--- Short problem ---
Word for word, give the material below again, minus any images.

*** Extracted information

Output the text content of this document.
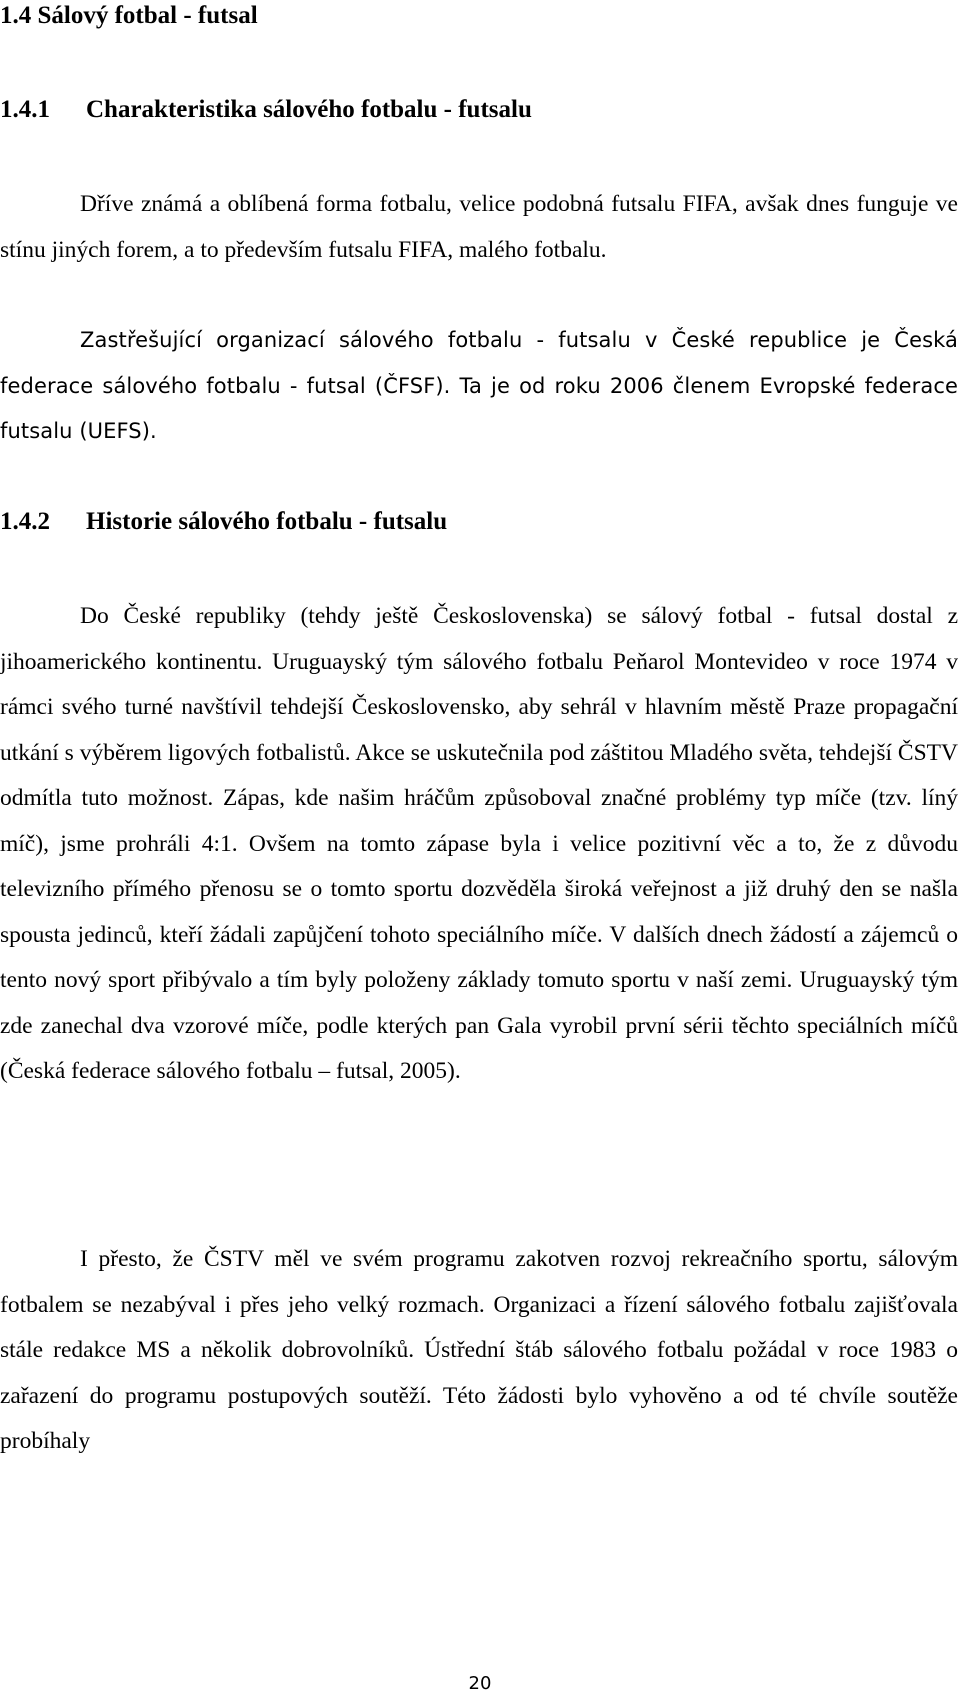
1.4 Sálový fotbal - futsal
1.4.1 Charakteristika sálového fotbalu - futsalu

Dříve známá a oblíbená forma fotbalu, velice podobná futsalu FIFA, avšak dnes funguje ve stínu jiných forem, a to především futsalu FIFA, malého fotbalu.

Zastřešující organizací sálového fotbalu - futsalu v České republice je Česká federace sálového fotbalu - futsal (ČFSF). Ta je od roku 2006 členem Evropské federace futsalu (UEFS).

1.4.2 Historie sálového fotbalu - futsalu

Do České republiky (tehdy ještě Československa) se sálový fotbal - futsal dostal z jihoamerického kontinentu. Uruguayský tým sálového fotbalu Peňarol Montevideo v roce 1974 v rámci svého turné navštívil tehdejší Československo, aby sehrál v hlavním městě Praze propagační utkání s výběrem ligových fotbalistů. Akce se uskutečnila pod záštitou Mladého světa, tehdejší ČSTV odmítla tuto možnost. Zápas, kde našim hráčům způsoboval značné problémy typ míče (tzv. líný míč), jsme prohráli 4:1. Ovšem na tomto zápase byla i velice pozitivní věc a to, že z důvodu televizního přímého přenosu se o tomto sportu dozvěděla široká veřejnost a již druhý den se našla spousta jedinců, kteří žádali zapůjčení tohoto speciálního míče. V dalších dnech žádostí a zájemců o tento nový sport přibývalo a tím byly položeny základy tomuto sportu v naší zemi. Uruguayský tým zde zanechal dva vzorové míče, podle kterých pan Gala vyrobil první sérii těchto speciálních míčů (Česká federace sálového fotbalu – futsal, 2005).

I přesto, že ČSTV měl ve svém programu zakotven rozvoj rekreačního sportu, sálovým fotbalem se nezabýval i přes jeho velký rozmach. Organizaci a řízení sálového fotbalu zajišťovala stále redakce MS a několik dobrovolníků. Ústřední štáb sálového fotbalu požádal v roce 1983 o zařazení do programu postupových soutěží. Této žádosti bylo vyhověno a od té chvíle soutěže probíhaly

20
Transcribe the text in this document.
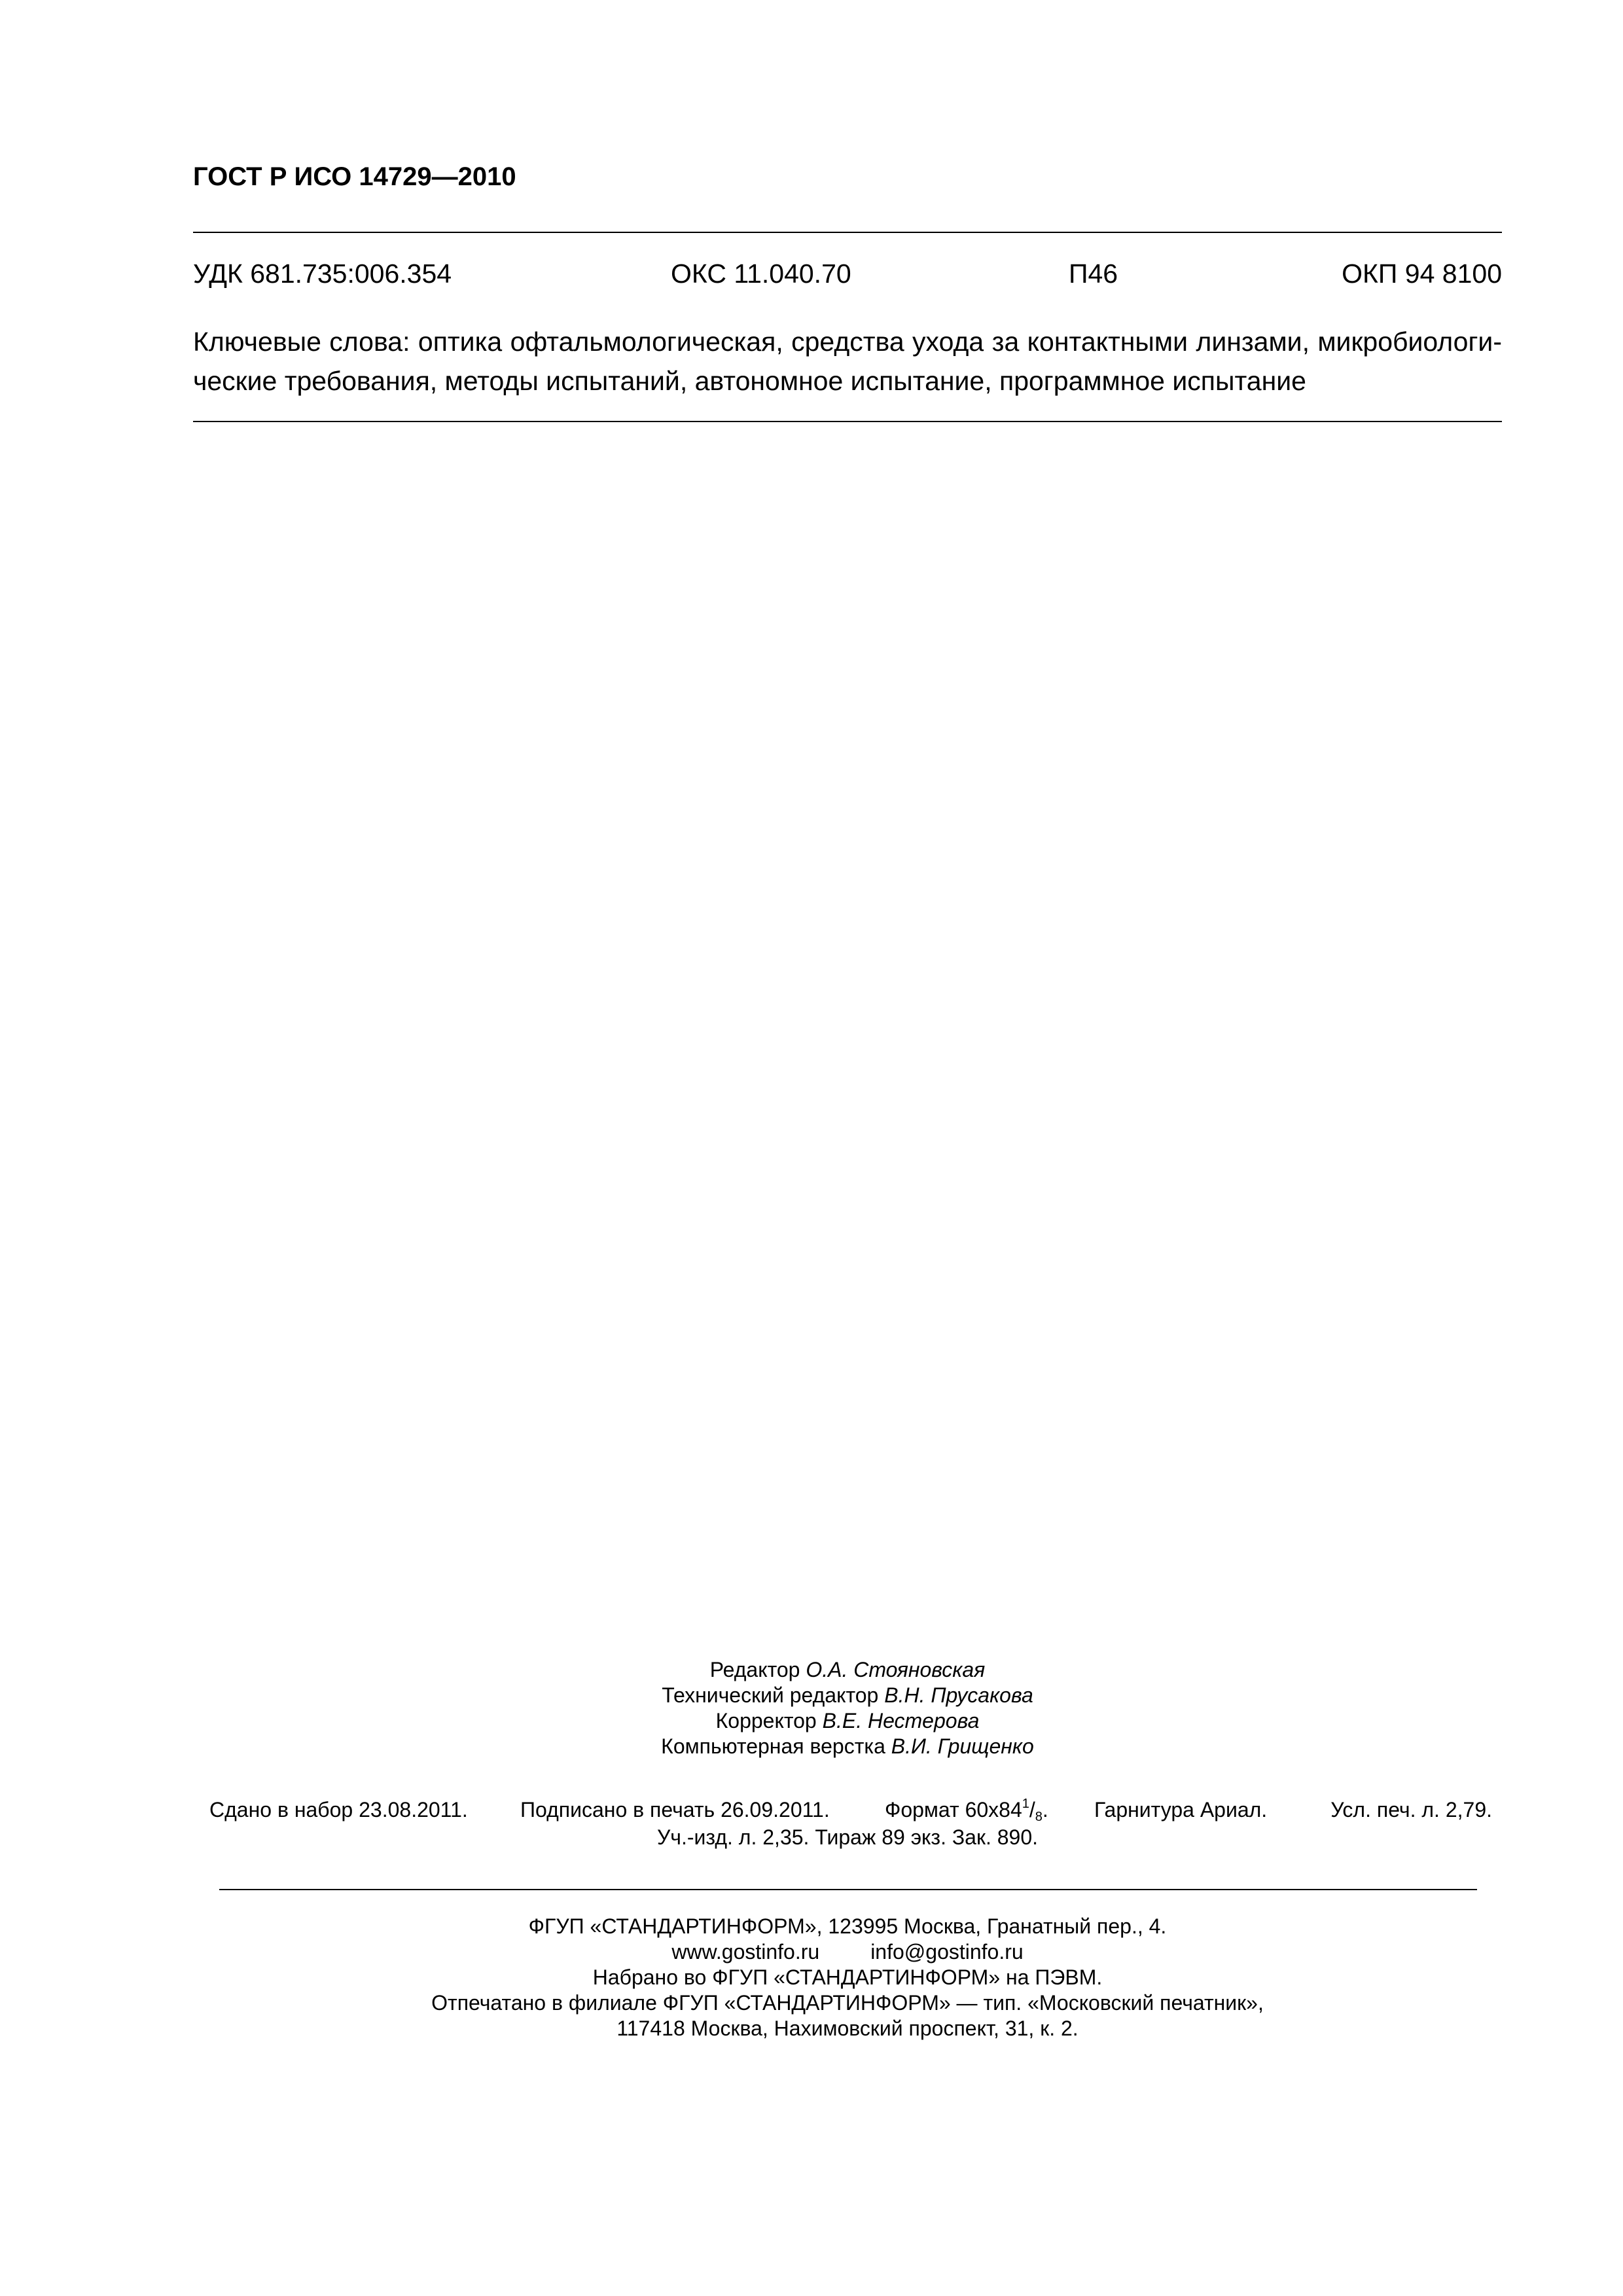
ГОСТ Р ИСО 14729—2010
УДК 681.735:006.354	ОКС 11.040.70	П46	ОКП 94 8100
Ключевые слова: оптика офтальмологическая, средства ухода за контактными линзами, микробиологи-
ческие требования, методы испытаний, автономное испытание, программное испытание
Редактор О.А. Стояновская
Технический редактор В.Н. Прусакова
Корректор В.Е. Нестерова
Компьютерная верстка В.И. Грищенко
Сдано в набор 23.08.2011.	Подписано в печать 26.09.2011.	Формат $60x84^1/_8$. Гарнитура Ариал.	Усл. печ. л. 2,79.
Уч.-изд. л. 2,35. Тираж 89 экз. Зак. 890.
ФГУП «СТАНДАРТИНФОРМ», 123995 Москва, Гранатный пер., 4.
www.gostinfo.ru info@gostinfo.ru
Набрано во ФГУП «СТАНДАРТИНФОРМ» на ПЭВМ.
Отпечатано в филиале ФГУП «СТАНДАРТИНФОРМ» — тип. «Московский печатник»,
117418 Москва, Нахимовский проспект, 31, к. 2.
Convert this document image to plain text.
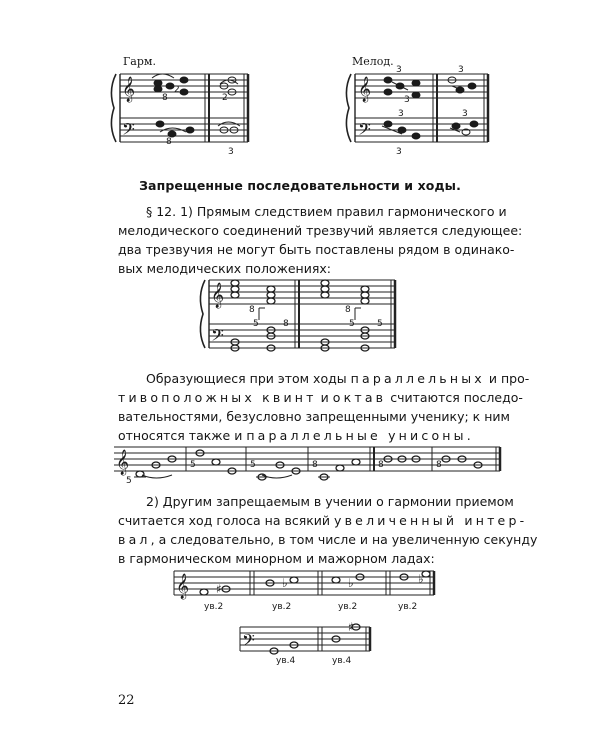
Гарм.	Мелод.
𝄞
𝄢
𝄞
𝄢
8
2
2
8
3
3
3
3
3	3
3
Запрещенные последовательности и ходы.
§ 12. 1) Прямым следствием правил гармонического и
мелодического соединений трезвучий является следующее:
два трезвучия не могут быть поставлены рядом в одинако-
вых мелодических положениях:
𝄞
𝄢
8	8
5	8	5 5
Образующиеся при этом ходы параллельных и про-
тивоположных квинт и октав считаются последо-
вательностями, безусловно запрещенными ученику; к ним
относятся также и параллельные унисоны.
𝄞
5
5	5	8	8	8
2) Другим запрещаемым в учении о гармонии приемом
считается ход голоса на всякий увеличенный интер-
вал, а следовательно, в том числе и на увеличенную секунду
в гармоническом минорном и мажорном ладах:
𝄞
𝄢
♯	♭	♭	♭
♯
ув.2	ув.2	ув.2	ув.2
ув.4	ув.4
22
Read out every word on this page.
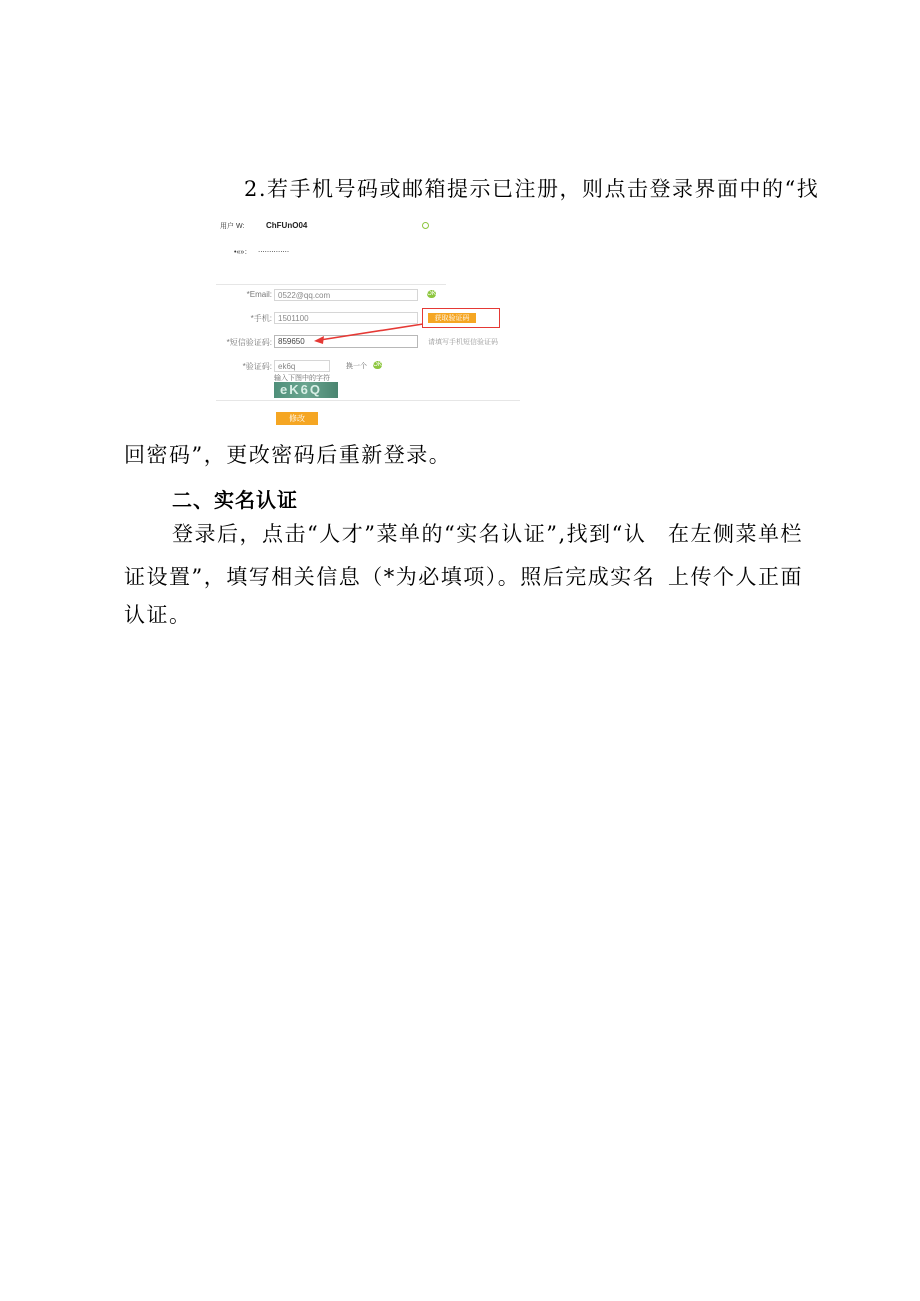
2.若手机号码或邮箱提示已注册，则点击登录界面中的“找
用户 W:	ChFUnO04
•«»： ..............
*Email: 0522@qq.com	OK
*手机: 1501100	获取验证码
*短信验证码: 859650	请填写手机短信验证码
*验证码: ek6q	换一个 OK
输入下图中的字符
eK6Q
修改
回密码”，更改密码后重新登录。
二、实名认证
登录后，点击“人才”菜单的“实名认证”,找到“认 在左侧菜单栏
证设置”，填写相关信息（*为必填项）。照后完成实名 上传个人正面
认证。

******

--- Task response ---
Output the text content of this document.
1.4 Sálový fotbal - futsal
1.4.1 Charakteristika sálového fotbalu - futsalu

Dříve známá a oblíbená forma fotbalu, velice podobná futsalu FIFA, avšak dnes funguje ve stínu jiných forem, a to především futsalu FIFA, malého fotbalu.

Zastřešující organizací sálového fotbalu - futsalu v České republice je Česká federace sálového fotbalu - futsal (ČFSF). Ta je od roku 2006 členem Evropské federace futsalu (UEFS).

1.4.2 Historie sálového fotbalu - futsalu

Do České republiky (tehdy ještě Československa) se sálový fotbal - futsal dostal z jihoamerického kontinentu. Uruguayský tým sálového fotbalu Peňarol Montevideo v roce 1974 v rámci svého turné navštívil tehdejší Československo, aby sehrál v hlavním městě Praze propagační utkání s výběrem ligových fotbalistů. Akce se uskutečnila pod záštitou Mladého světa, tehdejší ČSTV odmítla tuto možnost. Zápas, kde našim hráčům způsoboval značné problémy typ míče (tzv. líný míč), jsme prohráli 4:1. Ovšem na tomto zápase byla i velice pozitivní věc a to, že z důvodu televizního přímého přenosu se o tomto sportu dozvěděla široká veřejnost a již druhý den se našla spousta jedinců, kteří žádali zapůjčení tohoto speciálního míče. V dalších dnech žádostí a zájemců o tento nový sport přibývalo a tím byly položeny základy tomuto sportu v naší zemi. Uruguayský tým zde zanechal dva vzorové míče, podle kterých pan Gala vyrobil první sérii těchto speciálních míčů (Česká federace sálového fotbalu – futsal, 2005).

I přesto, že ČSTV měl ve svém programu zakotven rozvoj rekreačního sportu, sálovým fotbalem se nezabýval i přes jeho velký rozmach. Organizaci a řízení sálového fotbalu zajišťovala stále redakce MS a několik dobrovolníků. Ústřední štáb sálového fotbalu požádal v roce 1983 o zařazení do programu postupových soutěží. Této žádosti bylo vyhověno a od té chvíle soutěže probíhaly

20
Transcribe the text in this document.
ГОСТ Р ИСО 14729—2010
УДК 681.735:006.354	ОКС 11.040.70	П46	ОКП 94 8100
Ключевые слова: оптика офтальмологическая, средства ухода за контактными линзами, микробиологи-
ческие требования, методы испытаний, автономное испытание, программное испытание
Редактор О.А. Стояновская
Технический редактор В.Н. Прусакова
Корректор В.Е. Нестерова
Компьютерная верстка В.И. Грищенко
Сдано в набор 23.08.2011.	Подписано в печать 26.09.2011.	Формат $60x84^1/_8$. Гарнитура Ариал.	Усл. печ. л. 2,79.
Уч.-изд. л. 2,35. Тираж 89 экз. Зак. 890.
ФГУП «СТАНДАРТИНФОРМ», 123995 Москва, Гранатный пер., 4.
www.gostinfo.ru info@gostinfo.ru
Набрано во ФГУП «СТАНДАРТИНФОРМ» на ПЭВМ.
Отпечатано в филиале ФГУП «СТАНДАРТИНФОРМ» — тип. «Московский печатник»,
117418 Москва, Нахимовский проспект, 31, к. 2.
Convert this document image to plain text.
Гарм.	Мелод.
𝄞
𝄢
𝄞
𝄢
8
2
2
8
3
3
3
3
3	3
3
Запрещенные последовательности и ходы.
§ 12. 1) Прямым следствием правил гармонического и
мелодического соединений трезвучий является следующее:
два трезвучия не могут быть поставлены рядом в одинако-
вых мелодических положениях:
𝄞
𝄢
8	8
5	8	5 5
Образующиеся при этом ходы параллельных и про-
тивоположных квинт и октав считаются последо-
вательностями, безусловно запрещенными ученику; к ним
относятся также и параллельные унисоны.
𝄞
5
5	5	8	8	8
2) Другим запрещаемым в учении о гармонии приемом
считается ход голоса на всякий увеличенный интер-
вал, а следовательно, в том числе и на увеличенную секунду
в гармоническом минорном и мажорном ладах:
𝄞
𝄢
♯	♭	♭	♭
♯
ув.2	ув.2	ув.2	ув.2
ув.4	ув.4
22
Read out every word on this page.
2.若手机号码或邮箱提示已注册，则点击登录界面中的“找
用户 W:	ChFUnO04
•«»： ..............
*Email: 0522@qq.com	OK
*手机: 1501100	获取验证码
*短信验证码: 859650	请填写手机短信验证码
*验证码: ek6q	换一个 OK
输入下图中的字符
eK6Q
修改
回密码”，更改密码后重新登录。
二、实名认证
登录后，点击“人才”菜单的“实名认证”,找到“认 在左侧菜单栏
证设置”，填写相关信息（*为必填项）。照后完成实名 上传个人正面
认证。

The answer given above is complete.